Request: Transcribe the records that follow, preserving every word.

──────── The input

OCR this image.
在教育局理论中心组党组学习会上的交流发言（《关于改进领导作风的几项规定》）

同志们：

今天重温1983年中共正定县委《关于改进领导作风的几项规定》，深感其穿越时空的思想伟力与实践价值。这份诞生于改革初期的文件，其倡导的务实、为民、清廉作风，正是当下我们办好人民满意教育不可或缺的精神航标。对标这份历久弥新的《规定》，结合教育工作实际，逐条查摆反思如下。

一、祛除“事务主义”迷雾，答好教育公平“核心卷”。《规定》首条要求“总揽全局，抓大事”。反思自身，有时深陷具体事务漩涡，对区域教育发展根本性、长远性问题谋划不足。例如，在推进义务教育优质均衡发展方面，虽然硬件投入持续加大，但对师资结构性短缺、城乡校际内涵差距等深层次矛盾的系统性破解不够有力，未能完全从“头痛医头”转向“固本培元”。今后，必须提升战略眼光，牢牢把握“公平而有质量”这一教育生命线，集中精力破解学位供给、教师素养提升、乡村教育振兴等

────────────────

Exercise response:
OCR this image.
在教育局理论中心组党组学习会上的交流发言（《关于改进领导作风的几项规定》）

同志们：

今天重温1983年中共正定县委《关于改进领导作风的几项规定》，深感其穿越时空的思想伟力与实践价值。这份诞生于改革初期的文件，其倡导的务实、为民、清廉作风，正是当下我们办好人民满意教育不可或缺的精神航标。对标这份历久弥新的《规定》，结合教育工作实际，逐条查摆反思如下。

一、祛除“事务主义”迷雾，答好教育公平“核心卷”。《规定》首条要求“总揽全局，抓大事”。反思自身，有时深陷具体事务漩涡，对区域教育发展根本性、长远性问题谋划不足。例如，在推进义务教育优质均衡发展方面，虽然硬件投入持续加大，但对师资结构性短缺、城乡校际内涵差距等深层次矛盾的系统性破解不够有力，未能完全从“头痛医头”转向“固本培元”。今后，必须提升战略眼光，牢牢把握“公平而有质量”这一教育生命线，集中精力破解学位供给、教师素养提升、乡村教育振兴等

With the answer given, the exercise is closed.